To do
Where a line holds the word "ubicados", copy that line.

┄┄┄┄┄┄┄┄┄┄

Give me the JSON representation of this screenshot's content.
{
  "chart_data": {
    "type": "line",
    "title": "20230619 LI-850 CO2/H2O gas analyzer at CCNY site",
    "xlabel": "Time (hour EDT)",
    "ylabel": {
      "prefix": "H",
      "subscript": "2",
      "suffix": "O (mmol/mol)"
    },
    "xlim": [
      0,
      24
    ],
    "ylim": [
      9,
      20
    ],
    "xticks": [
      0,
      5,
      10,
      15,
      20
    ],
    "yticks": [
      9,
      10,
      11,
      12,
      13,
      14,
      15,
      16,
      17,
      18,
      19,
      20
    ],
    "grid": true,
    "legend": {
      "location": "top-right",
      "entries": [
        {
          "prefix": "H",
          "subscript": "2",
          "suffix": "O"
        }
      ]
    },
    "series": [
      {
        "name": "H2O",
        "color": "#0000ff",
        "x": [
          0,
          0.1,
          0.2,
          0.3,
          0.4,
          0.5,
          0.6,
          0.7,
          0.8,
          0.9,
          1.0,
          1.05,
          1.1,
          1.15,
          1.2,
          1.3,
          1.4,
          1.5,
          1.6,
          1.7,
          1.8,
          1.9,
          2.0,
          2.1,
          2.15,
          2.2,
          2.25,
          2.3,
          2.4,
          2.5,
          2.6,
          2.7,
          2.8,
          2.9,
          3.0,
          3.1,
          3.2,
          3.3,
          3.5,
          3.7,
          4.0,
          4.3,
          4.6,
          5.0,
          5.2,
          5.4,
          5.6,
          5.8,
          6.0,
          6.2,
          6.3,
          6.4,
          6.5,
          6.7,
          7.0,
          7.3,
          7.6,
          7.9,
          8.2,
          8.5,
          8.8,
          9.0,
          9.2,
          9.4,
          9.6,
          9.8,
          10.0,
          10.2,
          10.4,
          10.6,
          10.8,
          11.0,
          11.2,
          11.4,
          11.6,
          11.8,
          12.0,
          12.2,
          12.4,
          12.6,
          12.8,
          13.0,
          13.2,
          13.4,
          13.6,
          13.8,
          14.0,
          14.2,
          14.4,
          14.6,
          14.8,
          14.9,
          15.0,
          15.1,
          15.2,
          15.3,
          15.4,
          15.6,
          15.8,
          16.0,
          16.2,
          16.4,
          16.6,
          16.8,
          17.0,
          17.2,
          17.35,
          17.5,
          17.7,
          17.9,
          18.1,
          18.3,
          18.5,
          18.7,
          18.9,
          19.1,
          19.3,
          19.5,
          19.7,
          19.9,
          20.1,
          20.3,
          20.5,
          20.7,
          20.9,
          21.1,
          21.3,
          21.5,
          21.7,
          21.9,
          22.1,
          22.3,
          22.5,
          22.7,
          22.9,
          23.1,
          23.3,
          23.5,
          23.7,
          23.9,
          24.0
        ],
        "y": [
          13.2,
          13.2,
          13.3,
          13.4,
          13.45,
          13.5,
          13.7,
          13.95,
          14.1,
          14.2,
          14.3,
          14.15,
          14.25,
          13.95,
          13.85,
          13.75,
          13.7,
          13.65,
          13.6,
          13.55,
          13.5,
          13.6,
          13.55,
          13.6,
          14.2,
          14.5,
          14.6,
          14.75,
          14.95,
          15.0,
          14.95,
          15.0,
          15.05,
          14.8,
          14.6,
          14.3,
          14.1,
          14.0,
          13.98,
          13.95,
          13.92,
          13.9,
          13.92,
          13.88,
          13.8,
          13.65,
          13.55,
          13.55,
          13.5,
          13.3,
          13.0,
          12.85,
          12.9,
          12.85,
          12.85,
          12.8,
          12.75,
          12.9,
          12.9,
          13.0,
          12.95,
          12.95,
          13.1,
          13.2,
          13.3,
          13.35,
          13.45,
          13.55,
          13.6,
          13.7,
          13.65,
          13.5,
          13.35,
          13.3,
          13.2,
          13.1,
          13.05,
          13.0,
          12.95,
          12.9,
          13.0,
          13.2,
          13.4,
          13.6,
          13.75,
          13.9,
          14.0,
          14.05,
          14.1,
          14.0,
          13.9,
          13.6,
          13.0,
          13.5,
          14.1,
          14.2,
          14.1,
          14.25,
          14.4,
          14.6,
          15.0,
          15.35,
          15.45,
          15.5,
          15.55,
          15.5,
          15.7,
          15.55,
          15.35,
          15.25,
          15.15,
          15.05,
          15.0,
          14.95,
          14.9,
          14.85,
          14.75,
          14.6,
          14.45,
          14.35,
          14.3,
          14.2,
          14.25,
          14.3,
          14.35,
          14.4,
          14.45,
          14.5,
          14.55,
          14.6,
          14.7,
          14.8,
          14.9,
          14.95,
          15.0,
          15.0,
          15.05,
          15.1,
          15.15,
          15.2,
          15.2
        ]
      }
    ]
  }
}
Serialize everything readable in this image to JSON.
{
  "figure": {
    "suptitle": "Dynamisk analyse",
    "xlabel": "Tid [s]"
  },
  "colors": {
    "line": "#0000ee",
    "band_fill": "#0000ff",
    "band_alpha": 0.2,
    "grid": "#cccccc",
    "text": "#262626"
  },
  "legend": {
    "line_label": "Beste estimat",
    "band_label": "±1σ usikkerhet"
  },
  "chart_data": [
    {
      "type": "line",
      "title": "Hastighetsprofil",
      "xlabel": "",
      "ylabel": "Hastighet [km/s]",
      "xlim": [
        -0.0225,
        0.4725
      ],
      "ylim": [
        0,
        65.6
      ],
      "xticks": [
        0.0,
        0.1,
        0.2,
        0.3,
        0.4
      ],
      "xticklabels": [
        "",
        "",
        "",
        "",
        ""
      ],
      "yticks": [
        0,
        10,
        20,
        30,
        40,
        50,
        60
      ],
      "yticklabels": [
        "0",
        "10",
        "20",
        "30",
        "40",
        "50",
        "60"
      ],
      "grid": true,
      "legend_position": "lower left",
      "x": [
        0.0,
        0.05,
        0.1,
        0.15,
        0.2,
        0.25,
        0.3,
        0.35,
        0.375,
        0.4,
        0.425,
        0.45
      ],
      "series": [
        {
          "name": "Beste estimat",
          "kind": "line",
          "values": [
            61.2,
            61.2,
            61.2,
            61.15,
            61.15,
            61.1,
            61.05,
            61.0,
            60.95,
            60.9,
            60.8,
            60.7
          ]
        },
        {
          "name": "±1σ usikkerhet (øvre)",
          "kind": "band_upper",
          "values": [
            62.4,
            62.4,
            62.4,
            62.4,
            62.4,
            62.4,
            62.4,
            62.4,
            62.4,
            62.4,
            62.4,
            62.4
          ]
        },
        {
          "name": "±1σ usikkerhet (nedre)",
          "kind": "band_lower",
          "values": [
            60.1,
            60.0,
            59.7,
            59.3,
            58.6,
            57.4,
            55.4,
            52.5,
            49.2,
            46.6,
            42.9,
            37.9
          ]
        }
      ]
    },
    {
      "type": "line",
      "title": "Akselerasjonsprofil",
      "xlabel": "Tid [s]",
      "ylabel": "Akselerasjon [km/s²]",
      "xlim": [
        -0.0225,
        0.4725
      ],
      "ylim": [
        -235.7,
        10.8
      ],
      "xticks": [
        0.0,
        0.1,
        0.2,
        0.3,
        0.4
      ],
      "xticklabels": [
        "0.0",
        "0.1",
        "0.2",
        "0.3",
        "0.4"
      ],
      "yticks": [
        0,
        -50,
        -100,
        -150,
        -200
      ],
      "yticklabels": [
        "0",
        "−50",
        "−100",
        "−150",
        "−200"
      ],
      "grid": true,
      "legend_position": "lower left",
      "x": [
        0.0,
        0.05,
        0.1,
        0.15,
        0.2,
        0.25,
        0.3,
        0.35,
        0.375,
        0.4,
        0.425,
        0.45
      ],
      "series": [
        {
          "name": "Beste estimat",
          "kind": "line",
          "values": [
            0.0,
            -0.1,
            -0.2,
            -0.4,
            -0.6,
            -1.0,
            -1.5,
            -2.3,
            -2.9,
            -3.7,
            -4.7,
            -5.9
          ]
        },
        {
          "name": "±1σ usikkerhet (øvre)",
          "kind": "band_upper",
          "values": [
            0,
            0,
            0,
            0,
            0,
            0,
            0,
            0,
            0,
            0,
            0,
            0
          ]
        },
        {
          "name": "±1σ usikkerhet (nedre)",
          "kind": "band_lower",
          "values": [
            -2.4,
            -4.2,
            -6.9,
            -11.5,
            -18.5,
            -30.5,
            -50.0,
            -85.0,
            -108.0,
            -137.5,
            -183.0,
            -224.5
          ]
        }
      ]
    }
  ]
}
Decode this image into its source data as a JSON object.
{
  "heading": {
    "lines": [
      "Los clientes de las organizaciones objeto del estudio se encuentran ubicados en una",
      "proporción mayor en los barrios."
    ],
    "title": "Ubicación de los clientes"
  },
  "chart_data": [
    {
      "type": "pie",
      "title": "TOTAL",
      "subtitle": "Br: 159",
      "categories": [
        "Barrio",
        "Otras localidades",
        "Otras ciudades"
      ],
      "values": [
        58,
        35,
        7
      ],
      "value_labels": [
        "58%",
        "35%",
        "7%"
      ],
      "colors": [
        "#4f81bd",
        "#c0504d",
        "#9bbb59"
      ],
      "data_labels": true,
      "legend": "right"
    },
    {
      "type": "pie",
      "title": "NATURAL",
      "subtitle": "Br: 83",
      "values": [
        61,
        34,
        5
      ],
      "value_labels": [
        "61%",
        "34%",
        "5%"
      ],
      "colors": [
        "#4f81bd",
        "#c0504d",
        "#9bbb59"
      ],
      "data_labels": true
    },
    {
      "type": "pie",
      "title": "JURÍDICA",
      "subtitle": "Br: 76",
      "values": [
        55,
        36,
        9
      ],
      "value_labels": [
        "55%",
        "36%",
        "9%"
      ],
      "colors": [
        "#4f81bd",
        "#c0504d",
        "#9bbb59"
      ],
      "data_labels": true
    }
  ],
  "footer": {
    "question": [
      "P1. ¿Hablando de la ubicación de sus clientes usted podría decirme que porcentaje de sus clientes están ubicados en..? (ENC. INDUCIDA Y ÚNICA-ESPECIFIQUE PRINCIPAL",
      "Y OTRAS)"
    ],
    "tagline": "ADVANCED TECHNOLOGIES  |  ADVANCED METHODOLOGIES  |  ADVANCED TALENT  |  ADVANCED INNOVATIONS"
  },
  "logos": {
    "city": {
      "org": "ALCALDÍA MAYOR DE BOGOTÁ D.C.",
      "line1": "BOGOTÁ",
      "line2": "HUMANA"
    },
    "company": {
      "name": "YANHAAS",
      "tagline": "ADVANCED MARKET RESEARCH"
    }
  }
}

┄┄┄┄┄┄┄┄┄┄

Response for this exercise
      "Los clientes de las organizaciones objeto del estudio se encuentran ubicados en una",
      "P1. ¿Hablando de la ubicación de sus clientes usted podría decirme que porcentaje de sus clientes están ubicados en..? (ENC. INDUCIDA Y ÚNICA-ESPECIFIQUE PRINCIPAL",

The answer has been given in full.